[Start]

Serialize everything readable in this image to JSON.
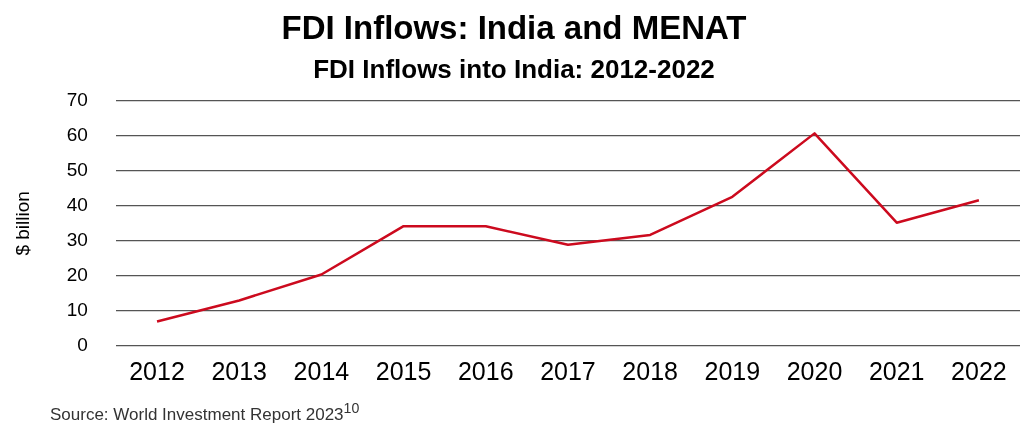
{
  "chart_data": {
    "type": "line",
    "title": "FDI Inflows: India and MENAT",
    "subtitle": "FDI Inflows into India: 2012-2022",
    "ylabel": "$ billion",
    "categories": [
      "2012",
      "2013",
      "2014",
      "2015",
      "2016",
      "2017",
      "2018",
      "2019",
      "2020",
      "2021",
      "2022"
    ],
    "series": [
      {
        "color": "#cc0a1e",
        "values": [
          7,
          13,
          20.4,
          34.2,
          34.2,
          28.9,
          31.7,
          42.6,
          60.7,
          35.2,
          41.6
        ]
      }
    ],
    "ylim": [
      0,
      70
    ],
    "yticks": [
      0,
      10,
      20,
      30,
      40,
      50,
      60,
      70
    ],
    "grid": "y",
    "legend": false,
    "marker": "none",
    "line_style": "solid",
    "annotations": [
      "Source: World Investment Report 2023$^{10}$"
    ]
  }
}
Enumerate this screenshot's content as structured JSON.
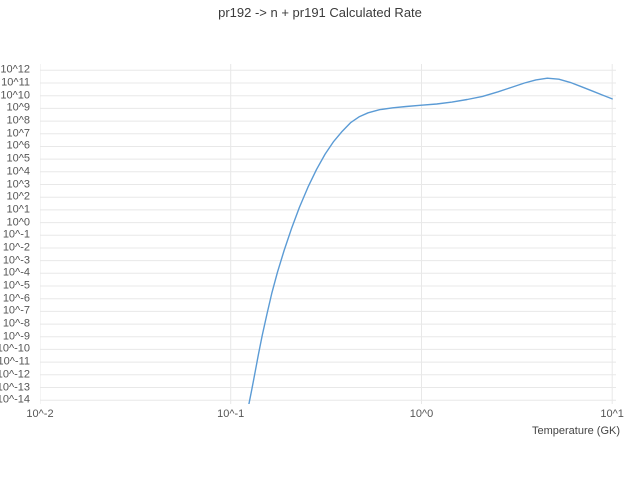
{
  "chart_data": {
    "type": "line",
    "title": "pr192 -> n + pr191 Calculated Rate",
    "xlabel": "Temperature (GK)",
    "ylabel": "",
    "x_scale": "log",
    "y_scale": "log",
    "grid": true,
    "grid_color": "#e8e8e8",
    "background_color": "#ffffff",
    "x_log_range": [
      -2,
      1.02
    ],
    "y_log_range": [
      -14.3,
      12.5
    ],
    "x_ticks": [
      {
        "log": -2,
        "label": "10^-2"
      },
      {
        "log": -1,
        "label": "10^-1"
      },
      {
        "log": 0,
        "label": "10^0"
      },
      {
        "log": 1,
        "label": "10^1"
      }
    ],
    "y_ticks": [
      {
        "log": 12,
        "label": "10^12"
      },
      {
        "log": 11,
        "label": "10^11"
      },
      {
        "log": 10,
        "label": "10^10"
      },
      {
        "log": 9,
        "label": "10^9"
      },
      {
        "log": 8,
        "label": "10^8"
      },
      {
        "log": 7,
        "label": "10^7"
      },
      {
        "log": 6,
        "label": "10^6"
      },
      {
        "log": 5,
        "label": "10^5"
      },
      {
        "log": 4,
        "label": "10^4"
      },
      {
        "log": 3,
        "label": "10^3"
      },
      {
        "log": 2,
        "label": "10^2"
      },
      {
        "log": 1,
        "label": "10^1"
      },
      {
        "log": 0,
        "label": "10^0"
      },
      {
        "log": -1,
        "label": "10^-1"
      },
      {
        "log": -2,
        "label": "10^-2"
      },
      {
        "log": -3,
        "label": "10^-3"
      },
      {
        "log": -4,
        "label": "10^-4"
      },
      {
        "log": -5,
        "label": "10^-5"
      },
      {
        "log": -6,
        "label": "10^-6"
      },
      {
        "log": -7,
        "label": "10^-7"
      },
      {
        "log": -8,
        "label": "10^-8"
      },
      {
        "log": -9,
        "label": "10^-9"
      },
      {
        "log": -10,
        "label": "10^-10"
      },
      {
        "log": -11,
        "label": "10^-11"
      },
      {
        "log": -12,
        "label": "10^-12"
      },
      {
        "log": -13,
        "label": "10^-13"
      },
      {
        "log": -14,
        "label": "10^-14"
      }
    ],
    "series": [
      {
        "name": "calculated-rate",
        "color": "#5b9bd5",
        "points_log10": [
          [
            -0.905,
            -14.35
          ],
          [
            -0.89,
            -13.2
          ],
          [
            -0.875,
            -12.0
          ],
          [
            -0.855,
            -10.4
          ],
          [
            -0.835,
            -8.9
          ],
          [
            -0.81,
            -7.2
          ],
          [
            -0.785,
            -5.6
          ],
          [
            -0.755,
            -3.9
          ],
          [
            -0.72,
            -2.2
          ],
          [
            -0.68,
            -0.4
          ],
          [
            -0.64,
            1.2
          ],
          [
            -0.595,
            2.8
          ],
          [
            -0.55,
            4.2
          ],
          [
            -0.505,
            5.4
          ],
          [
            -0.46,
            6.4
          ],
          [
            -0.415,
            7.2
          ],
          [
            -0.37,
            7.9
          ],
          [
            -0.325,
            8.35
          ],
          [
            -0.28,
            8.65
          ],
          [
            -0.22,
            8.9
          ],
          [
            -0.15,
            9.05
          ],
          [
            -0.08,
            9.15
          ],
          [
            0.0,
            9.25
          ],
          [
            0.08,
            9.35
          ],
          [
            0.16,
            9.5
          ],
          [
            0.24,
            9.7
          ],
          [
            0.32,
            9.95
          ],
          [
            0.4,
            10.3
          ],
          [
            0.47,
            10.65
          ],
          [
            0.54,
            11.0
          ],
          [
            0.6,
            11.25
          ],
          [
            0.66,
            11.38
          ],
          [
            0.72,
            11.3
          ],
          [
            0.78,
            11.05
          ],
          [
            0.84,
            10.7
          ],
          [
            0.9,
            10.35
          ],
          [
            0.95,
            10.05
          ],
          [
            1.0,
            9.75
          ]
        ]
      }
    ]
  }
}
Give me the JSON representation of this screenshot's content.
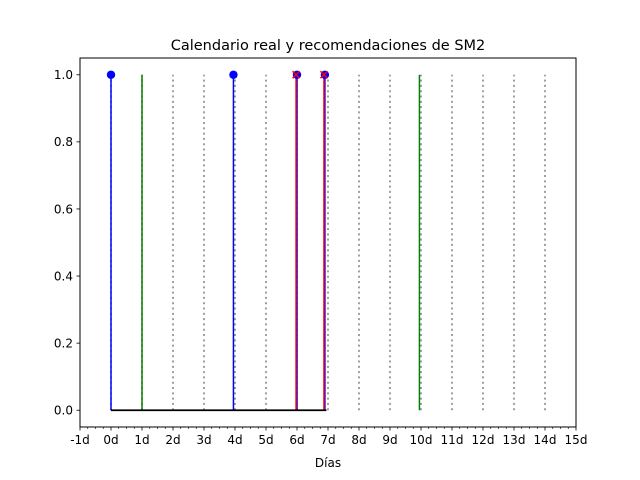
{
  "chart_data": {
    "type": "stem",
    "title": "Calendario real y recomendaciones de SM2",
    "xlabel": "Días",
    "ylabel": "",
    "xlim": [
      -1,
      15
    ],
    "ylim": [
      -0.05,
      1.05
    ],
    "x_tick_values": [
      -1,
      0,
      1,
      2,
      3,
      4,
      5,
      6,
      7,
      8,
      9,
      10,
      11,
      12,
      13,
      14,
      15
    ],
    "x_tick_labels": [
      "-1d",
      "0d",
      "1d",
      "2d",
      "3d",
      "4d",
      "5d",
      "6d",
      "7d",
      "8d",
      "9d",
      "10d",
      "11d",
      "12d",
      "13d",
      "14d",
      "15d"
    ],
    "x_minor_step": 0.25,
    "y_tick_values": [
      0.0,
      0.2,
      0.4,
      0.6,
      0.8,
      1.0
    ],
    "y_tick_labels": [
      "0.0",
      "0.2",
      "0.4",
      "0.6",
      "0.8",
      "1.0"
    ],
    "grid": false,
    "series": [
      {
        "color": "#808080",
        "style": "dotted",
        "marker": "none",
        "x": [
          0,
          1,
          2,
          3,
          4,
          5,
          6,
          7,
          8,
          9,
          10,
          11,
          12,
          13,
          14
        ],
        "y": [
          1,
          1,
          1,
          1,
          1,
          1,
          1,
          1,
          1,
          1,
          1,
          1,
          1,
          1,
          1
        ]
      },
      {
        "color": "#008000",
        "style": "solid",
        "marker": "none",
        "x": [
          1,
          9.95
        ],
        "y": [
          1,
          1
        ]
      },
      {
        "color": "#0000ff",
        "style": "solid",
        "marker": "circle",
        "x": [
          0,
          3.95,
          6,
          6.9
        ],
        "y": [
          1,
          1,
          1,
          1
        ]
      },
      {
        "color": "#ff0000",
        "style": "solid",
        "marker": "x",
        "x": [
          5.97,
          6.87
        ],
        "y": [
          1,
          1
        ]
      }
    ],
    "baseline": {
      "color": "#000000",
      "from": 0,
      "to": 6.95,
      "y": 0
    }
  }
}
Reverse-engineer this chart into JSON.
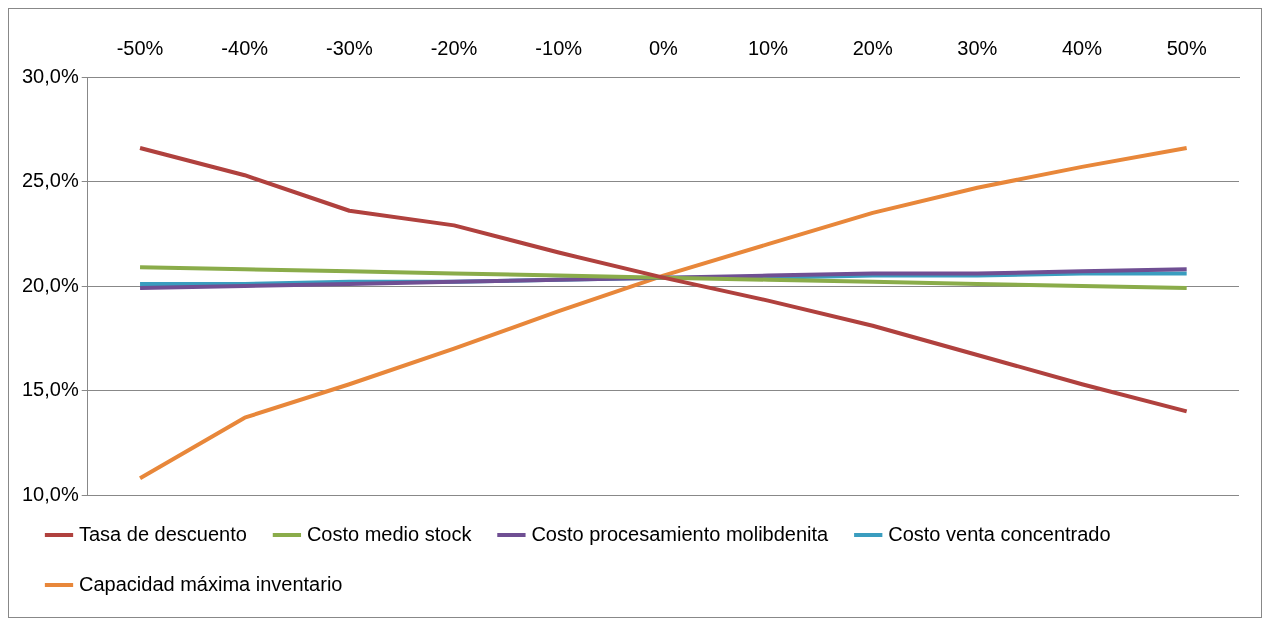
{
  "chart_data": {
    "type": "line",
    "categories": [
      "-50%",
      "-40%",
      "-30%",
      "-20%",
      "-10%",
      "0%",
      "10%",
      "20%",
      "30%",
      "40%",
      "50%"
    ],
    "series": [
      {
        "name": "Tasa de descuento",
        "color": "#b0413e",
        "values": [
          26.6,
          25.3,
          23.6,
          22.9,
          21.6,
          20.4,
          19.3,
          18.1,
          16.7,
          15.3,
          14.0
        ]
      },
      {
        "name": "Costo medio stock",
        "color": "#8aac4a",
        "values": [
          20.9,
          20.8,
          20.7,
          20.6,
          20.5,
          20.4,
          20.3,
          20.2,
          20.1,
          20.0,
          19.9
        ]
      },
      {
        "name": "Costo procesamiento molibdenita",
        "color": "#6f4f93",
        "values": [
          19.9,
          20.0,
          20.1,
          20.2,
          20.3,
          20.4,
          20.5,
          20.6,
          20.6,
          20.7,
          20.8
        ]
      },
      {
        "name": "Costo venta concentrado",
        "color": "#3a9dbf",
        "values": [
          20.1,
          20.1,
          20.2,
          20.2,
          20.3,
          20.4,
          20.4,
          20.5,
          20.5,
          20.6,
          20.6
        ]
      },
      {
        "name": "Capacidad máxima inventario",
        "color": "#e8873a",
        "values": [
          10.8,
          13.7,
          15.3,
          17.0,
          18.8,
          20.5,
          22.0,
          23.5,
          24.7,
          25.7,
          26.6
        ]
      }
    ],
    "ylim": [
      10,
      30
    ],
    "yticks": [
      {
        "value": 10,
        "label": "10,0%"
      },
      {
        "value": 15,
        "label": "15,0%"
      },
      {
        "value": 20,
        "label": "20,0%"
      },
      {
        "value": 25,
        "label": "25,0%"
      },
      {
        "value": 30,
        "label": "30,0%"
      }
    ],
    "grid": "y",
    "legend": "bottom",
    "marker": "none",
    "line_style": "solid"
  }
}
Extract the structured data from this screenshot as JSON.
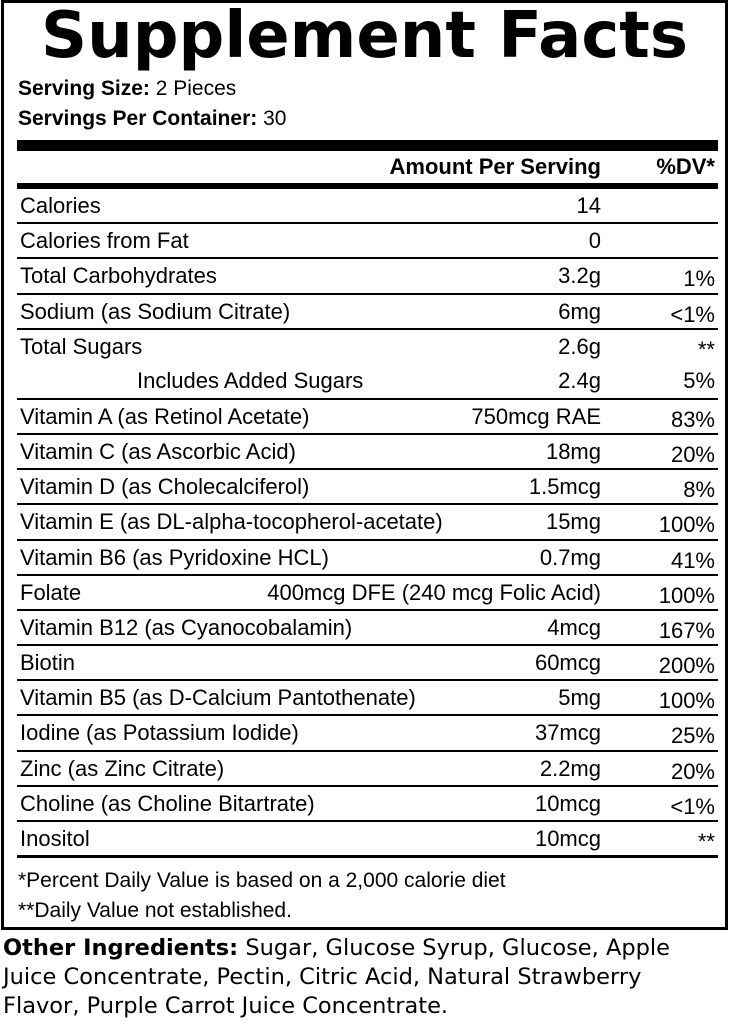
{
  "title": "Supplement Facts",
  "serving_size_label": "Serving Size:",
  "serving_size": "2 Pieces",
  "servings_label": "Servings Per Container:",
  "servings": "30",
  "header": {
    "amount": "Amount Per Serving",
    "dv": "%DV*"
  },
  "rows": [
    {
      "name": "Calories",
      "amount": "14",
      "dv": ""
    },
    {
      "name": "Calories from Fat",
      "amount": "0",
      "dv": ""
    },
    {
      "name": "Total Carbohydrates",
      "amount": "3.2g",
      "dv": "1%"
    },
    {
      "name": "Sodium (as Sodium Citrate)",
      "amount": "6mg",
      "dv": "<1%"
    },
    {
      "name": "Total Sugars",
      "amount": "2.6g",
      "dv": "**",
      "sub_name": "Includes Added Sugars",
      "sub_amount": "2.4g",
      "sub_dv": "5%"
    },
    {
      "name": "Vitamin A (as Retinol Acetate)",
      "amount": "750mcg RAE",
      "dv": "83%"
    },
    {
      "name": "Vitamin C (as Ascorbic Acid)",
      "amount": "18mg",
      "dv": "20%"
    },
    {
      "name": "Vitamin D (as Cholecalciferol)",
      "amount": "1.5mcg",
      "dv": "8%"
    },
    {
      "name": "Vitamin E (as DL-alpha-tocopherol-acetate)",
      "amount": "15mg",
      "dv": "100%"
    },
    {
      "name": "Vitamin B6 (as Pyridoxine HCL)",
      "amount": "0.7mg",
      "dv": "41%"
    },
    {
      "name": "Folate",
      "amount": "400mcg DFE (240 mcg Folic Acid)",
      "dv": "100%"
    },
    {
      "name": "Vitamin B12 (as Cyanocobalamin)",
      "amount": "4mcg",
      "dv": "167%"
    },
    {
      "name": "Biotin",
      "amount": "60mcg",
      "dv": "200%"
    },
    {
      "name": "Vitamin B5 (as D-Calcium Pantothenate)",
      "amount": "5mg",
      "dv": "100%"
    },
    {
      "name": "Iodine (as Potassium Iodide)",
      "amount": "37mcg",
      "dv": "25%"
    },
    {
      "name": "Zinc (as Zinc Citrate)",
      "amount": "2.2mg",
      "dv": "20%"
    },
    {
      "name": "Choline (as Choline Bitartrate)",
      "amount": "10mcg",
      "dv": "<1%"
    },
    {
      "name": "Inositol",
      "amount": "10mcg",
      "dv": "**"
    }
  ],
  "footnote1": "*Percent Daily Value is based on a 2,000 calorie diet",
  "footnote2": "**Daily Value not established.",
  "other_label": "Other Ingredients:",
  "other_text": " Sugar, Glucose Syrup, Glucose, Apple Juice Concentrate, Pectin, Citric Acid, Natural Strawberry Flavor, Purple Carrot Juice Concentrate."
}
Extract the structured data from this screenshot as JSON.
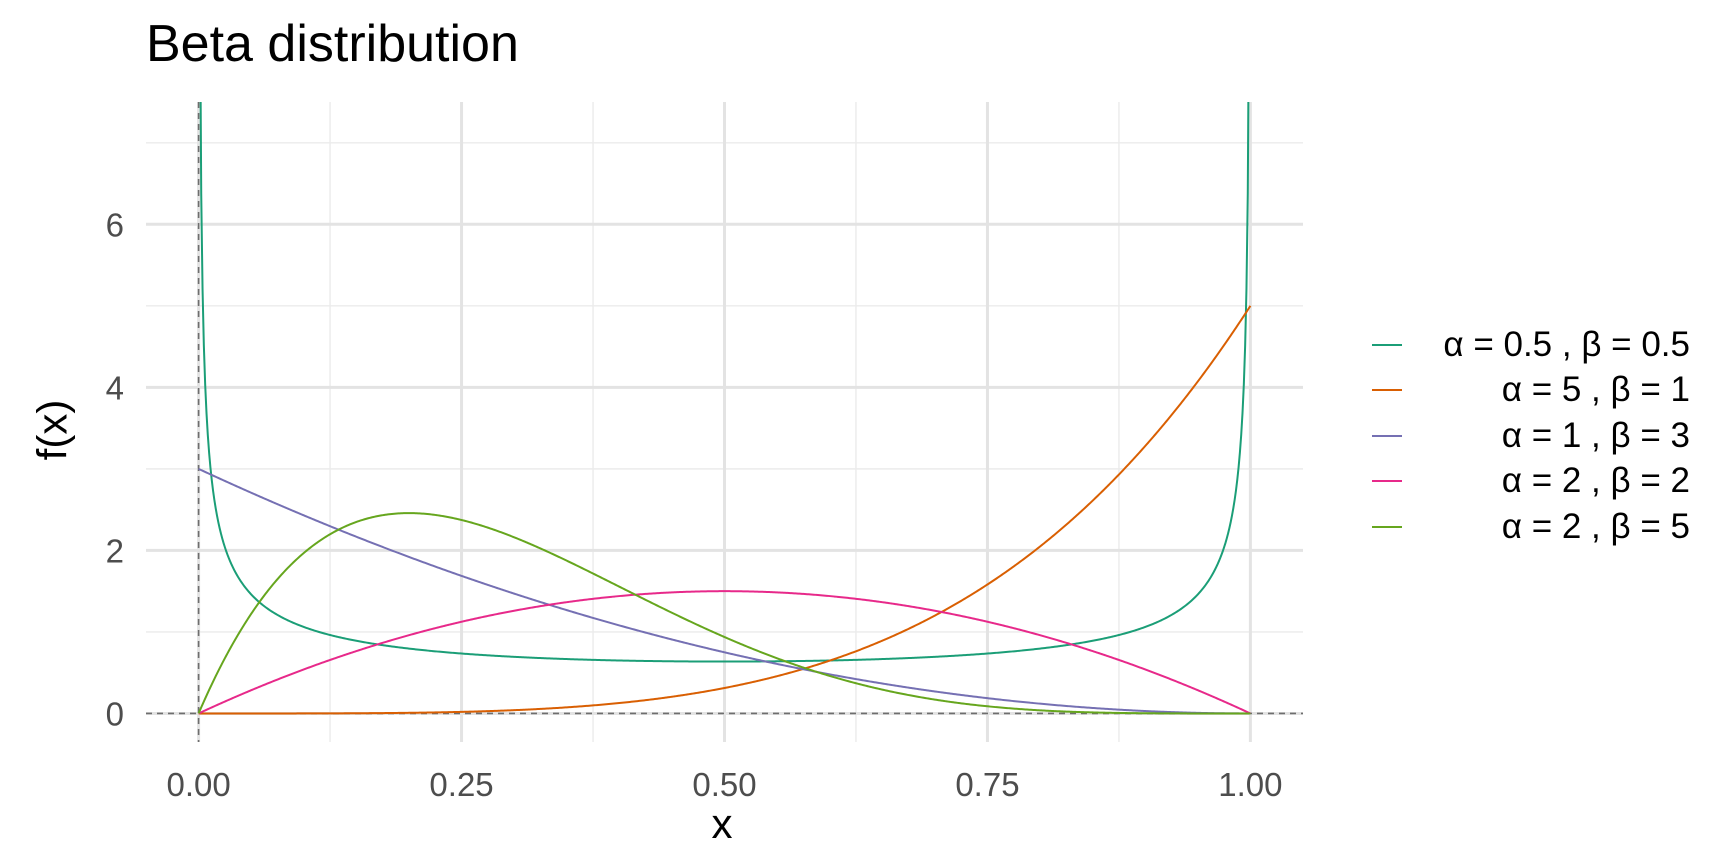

[End]

▶ Required task: Scan the data above and copy every line with "Total" in it.

▶ Finished task:
      "name": "Total Carbohydrates",
      "name": "Total Sugars",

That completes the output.